**Stated problem:**
Consider the data that follows and state how many lines contain the string "Farm", using the number alone.

(Extracted records)

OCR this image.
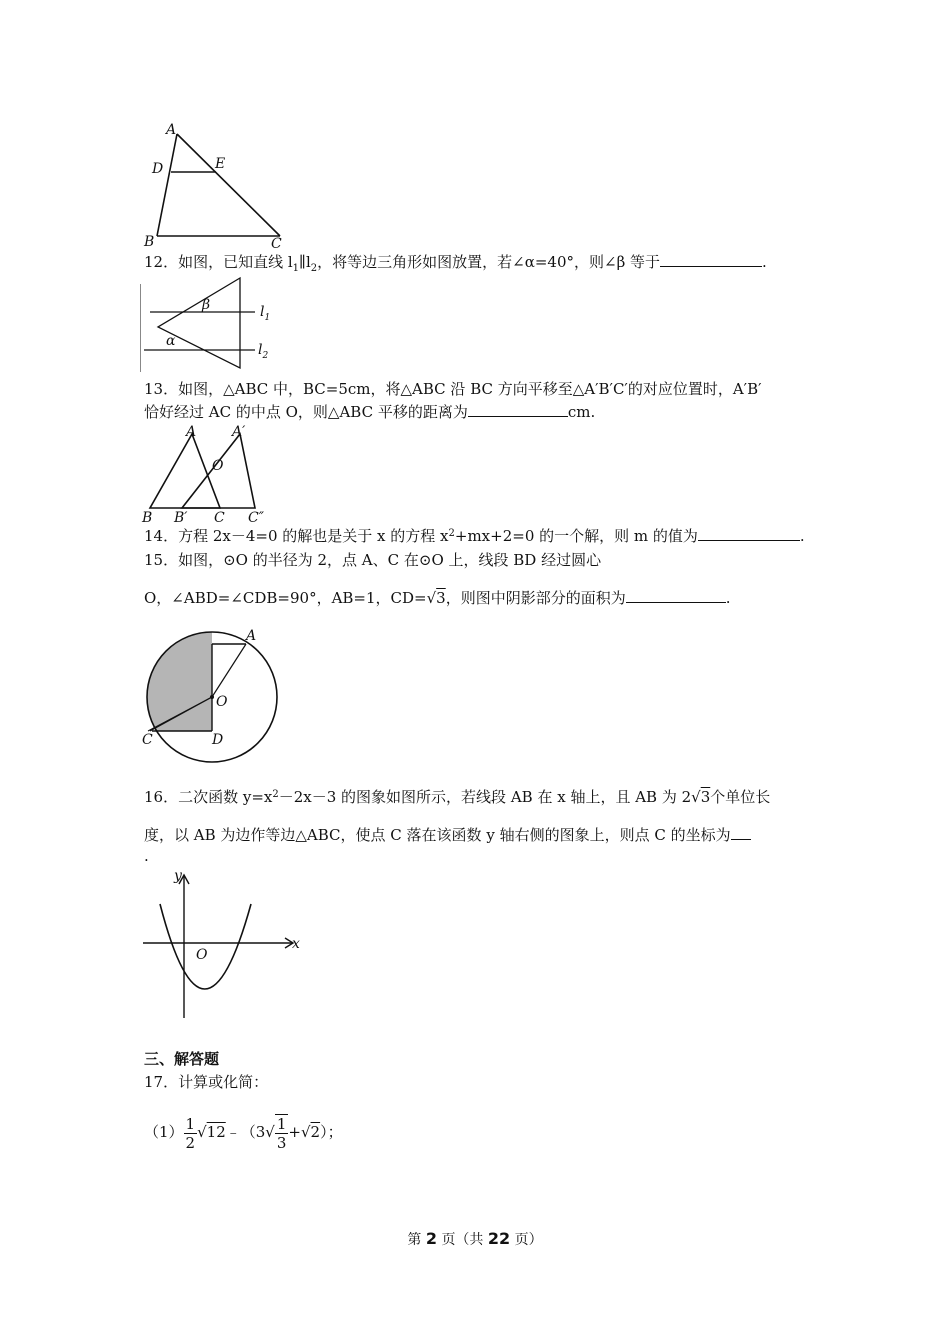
A
D	E
B	C
12．如图，已知直线 $l_1\parallel l_2$，将等边三角形如图放置，若∠α=40°，则∠β 等于	.
β
α
$l_1$
$l_2$
13．如图，△ABC 中，BC=5cm，将△ABC 沿 BC 方向平移至△A′B′C′的对应位置时，A′B′
恰好经过 AC 的中点 O，则△ABC 平移的距离为	cm.
A	A′
O
B B′ C C″
14．方程 2x－4=0 的解也是关于 x 的方程 $x^2+mx+2=0$ 的一个解，则 m 的值为	.
15．如图，⊙O 的半径为 2，点 A、C 在⊙O 上，线段 BD 经过圆心
O，∠ABD=∠CDB=90°，AB=1，CD=√3，则图中阴影部分的面积为	.
A
O
C	D
16．二次函数 $y=x^2-2x-3$ 的图象如图所示，若线段 AB 在 x 轴上，且 AB 为 2√3个单位长
度，以 AB 为边作等边△ABC，使点 C 落在该函数 y 轴右侧的图象上，则点 C 的坐标为
.
y
x
O
三、解答题
17．计算或化简：
$(1) \frac{1}{2}$ √12﹣（3√ $\frac{1}{3} +√2$）；
第 2 页（共 22 页）
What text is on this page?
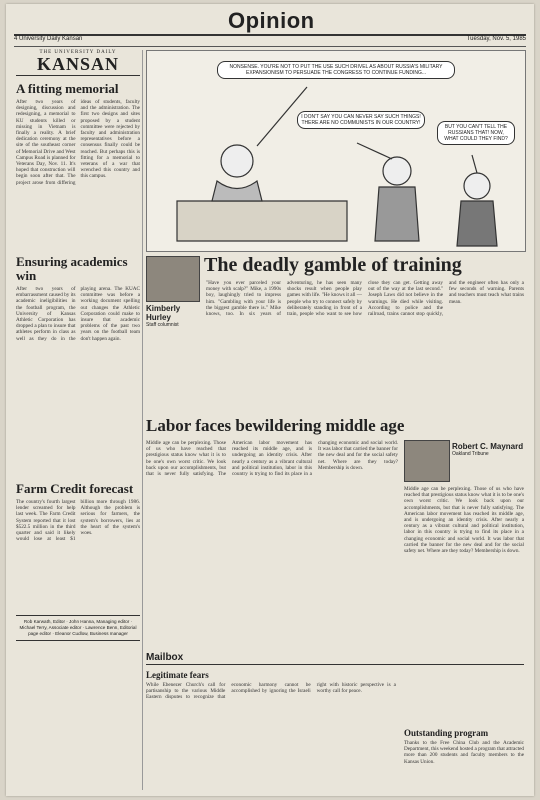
Opinion
4 University Daily Kansan	Tuesday, Nov. 5, 1985
THE UNIVERSITY DAILY
KANSAN
A fitting memorial
After two years of designing, discussion and redesigning, a memorial to KU students killed or missing in Vietnam is finally a reality. A brief dedication ceremony at the site of the southeast corner of Memorial Drive and West Campus Road is planned for Veterans Day, Nov. 11. It's hoped that construction will begin soon after that. The project arose from differing ideas of students, faculty and the administration. The first two designs and sites proposed by a student committee were rejected by faculty and administration representatives before a consensus finally could be reached. But perhaps this is fitting for a memorial to veterans of a war that wrenched this country and this campus.
Ensuring academics win
After two years of embarrassment caused by its academic ineligibilities in the football program, the University of Kansas Athletic Corporation has dropped a plan to insure that athletes perform in class as well as they do in the playing arena. The KUAC committee was before a working document spelling out changes the Athletic Corporation could make to insure that academic problems of the past two years on the football team don't happen again.
Farm Credit forecast
The country's fourth largest lender screamed for help last week. The Farm Credit System reported that it lost $522.5 million in the third quarter and said it likely would lose at least $1 billion more through 1986. Although the problem is serious for farmers, the system's borrowers, lies at the heart of the system's woes.
Rob Karwath, Editor · John Hanna, Managing editor · Michael Terry, Associate editor · Lawrence Benn, Editorial page editor · Eleanor Cudlow, Business manager
NONSENSE. YOU'RE NOT TO PUT THE USE SUCH DRIVEL AS ABOUT RUSSIA'S MILITARY EXPANSIONISM TO PERSUADE THE CONGRESS TO CONTINUE FUNDING...
I DON'T SAY YOU CAN NEVER SAY SUCH THINGS! THERE ARE NO COMMUNISTS IN OUR COUNTRY!
BUT YOU CAN'T TELL THE RUSSIANS THAT! NOW, WHAT COULD THEY FIND?
The deadly gamble of training
Kimberly Hurley
Staff columnist
"Have you ever parceled your money with scalp?" Mike, a 1990s boy, laughingly tried to impress him. "Gambling with your life is the biggest gamble there is." Mike knows, too. In six years of adventuring, he has seen many shocks result when people play games with life. "He knows it all — people who try to connect safely by deliberately standing in front of a train, people who want to see how close they can get. Getting away out of the way at the last second." Joseph Laws did not believe in the warnings. He died while visiting. According to police and the railroad, trains cannot stop quickly, and the engineer often has only a few seconds of warning. Parents and teachers must teach what trains mean.
Labor faces bewildering middle age
Robert C. Maynard
Oakland Tribune
Middle age can be perplexing. Those of us who have reached that prestigious status know what it is to be one's own worst critic. We look back upon our accomplishments, but that is never fully satisfying. The American labor movement has reached its middle age, and is undergoing an identity crisis. After nearly a century as a vibrant cultural and political institution, labor in this country is trying to find its place in a changing economic and social world. It was labor that carried the banner for the new deal and for the social safety net. Where are they today? Membership is down.
Middle age can be perplexing. Those of us who have reached that prestigious status know what it is to be one's own worst critic. We look back upon our accomplishments, but that is never fully satisfying. The American labor movement has reached its middle age, and is undergoing an identity crisis. After nearly a century as a vibrant cultural and political institution, labor in this country is trying to find its place in a changing economic and social world. It was labor that carried the banner for the new deal and for the social safety net. Where are they today? Membership is down.
Mailbox
Legitimate fears
While Ebenezer Church's call for partisanship to the various Middle Eastern disputes to recognize that economic harmony cannot be accomplished by ignoring the Israeli right with historic perspective is a worthy call for peace.
Outstanding program
Thanks to the Free China Club and the Academic Department, this weekend hosted a program that attracted more than 200 students and faculty members to the Kansas Union.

**Written answer:**
2